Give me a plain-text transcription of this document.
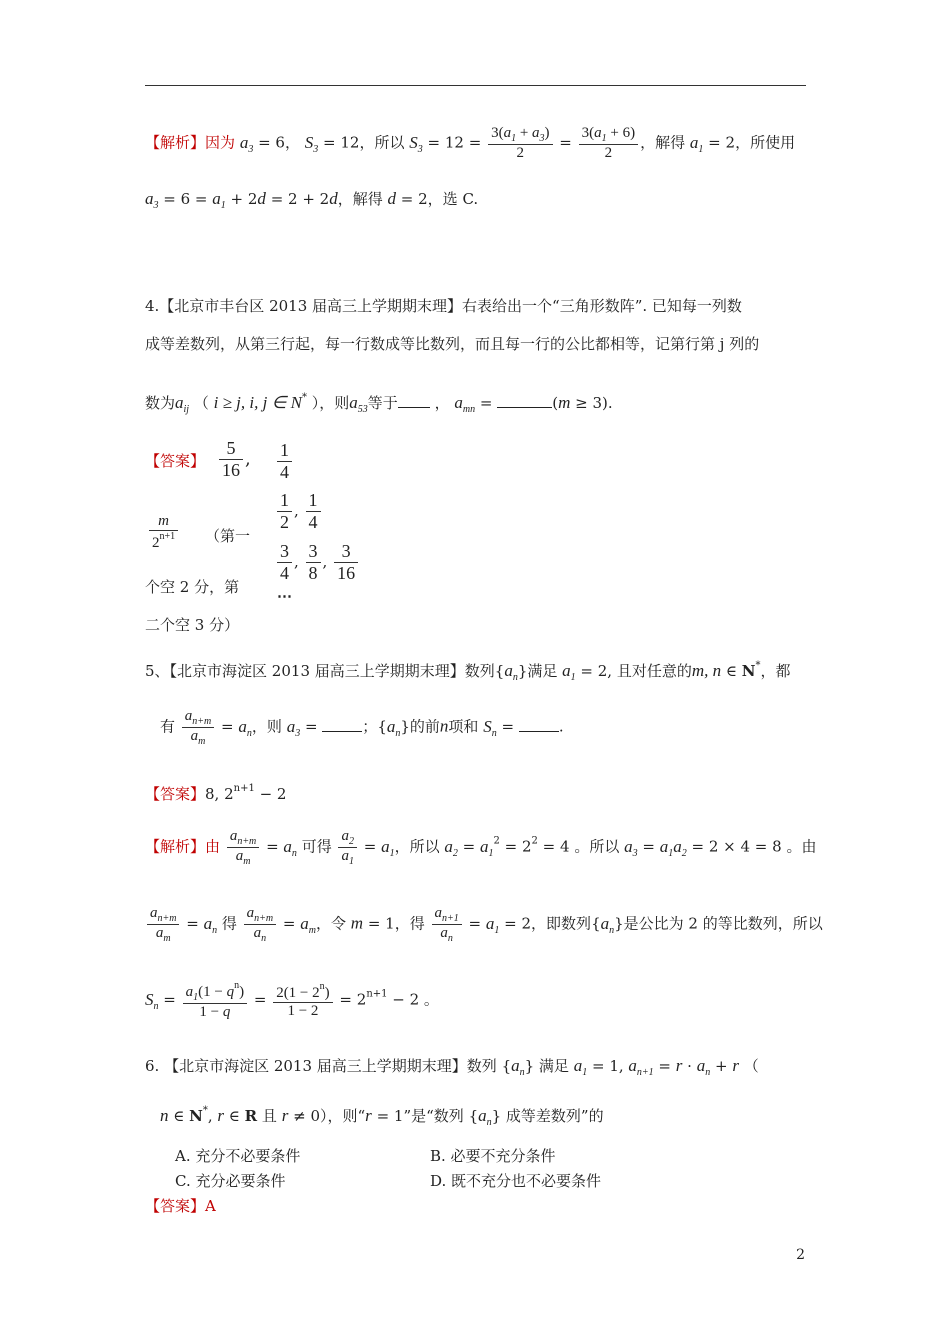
【解析】因为 $a_3 = 6$， $S_3 = 12$，所以 $S_3 = 12 = \frac{3(a_1 + a_3)}{2} = \frac{3(a_1 + 6)}{2}$ ，解得 $a_1 = 2$，所使用
$a_3 = 6 = a_1 + 2d = 2 + 2d$，解得 d = 2，选 C.
4.【北京市丰台区 2013 届高三上学期期末理】右表给出一个“三角形数阵”. 已知每一列数
成等差数列，从第三行起，每一行数成等比数列，而且每一行的公比都相等，记第行第 j 列的
数为$a_{ij}$ （ i ≥ j, i, j ∈ N* ），则$a_{53}$等于 ， $a_{mn}$ =	(m ≥ 3).
【答案】 $\frac{5}{16}$ ,
$\frac{m}{2^{n+1}}$ （第一
个空 2 分，第
二个空 3 分）
$\frac{1}{4}$
$\frac{1}{2}$ , $\frac{1}{4}$
$\frac{3}{4}$ , $\frac{3}{8}$ , $\frac{3}{16}$
⋯
5、【北京市海淀区 2013 届高三上学期期末理】数列$\{a_n\}$满足 $a_1 = 2$, 且对任意的m, n ∈ N*，都
有 $\frac{a_{n+m}}{a_m} = a_n$，则 $a_3$ =	；$\{a_n\}$的前n项和 $S_n$ =	.
【答案】8, $2^{n+1} - 2$
【解析】由 $\frac{a_{n+m}}{a_m} = a_n$ 可得 $\frac{a_2}{a_1} = a_1$，所以 $a_2 = a_1^2 = 2^2 = 4$ 。所以 $a_3 = a_1a_2 = 2 \times 4 = 8$ 。由
$\frac{a_{n+m}}{a_m} = a_n$ 得 $\frac{a_{n+m}}{a_n} = a_m$，令 m = 1，得 $\frac{a_{n+1}}{a_n} = a_1 = 2$，即数列$\{a_n\}$是公比为 2 的等比数列，所以
$S_n = \frac{a_1(1 - q^n)}{1 - q} = \frac{2(1 - 2^n)}{1 - 2} = 2^{n+1} - 2$ 。
6. 【北京市海淀区 2013 届高三上学期期末理】数列 $\{a_n\}$ 满足 $a_1 = 1$, $a_{n+1} = r \cdot a_n + r$ （
n ∈ N*, r ∈ R 且 r ≠ 0），则“r = 1”是“数列 $\{a_n\}$ 成等差数列”的
A. 充分不必要条件	B. 必要不充分条件
C. 充分必要条件	D. 既不充分也不必要条件
【答案】A
2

☆ ☆ ☆ ☆ ☆

For each line of the entries that includes "北京市海淀区", show that line.

5、【北京市海淀区 2013 届高三上学期期末理】数列$\{a_n\}$满足 $a_1 = 2$, 且对任意的m, n ∈ N*，都
6. 【北京市海淀区 2013 届高三上学期期末理】数列 $\{a_n\}$ 满足 $a_1 = 1$, $a_{n+1} = r \cdot a_n + r$ （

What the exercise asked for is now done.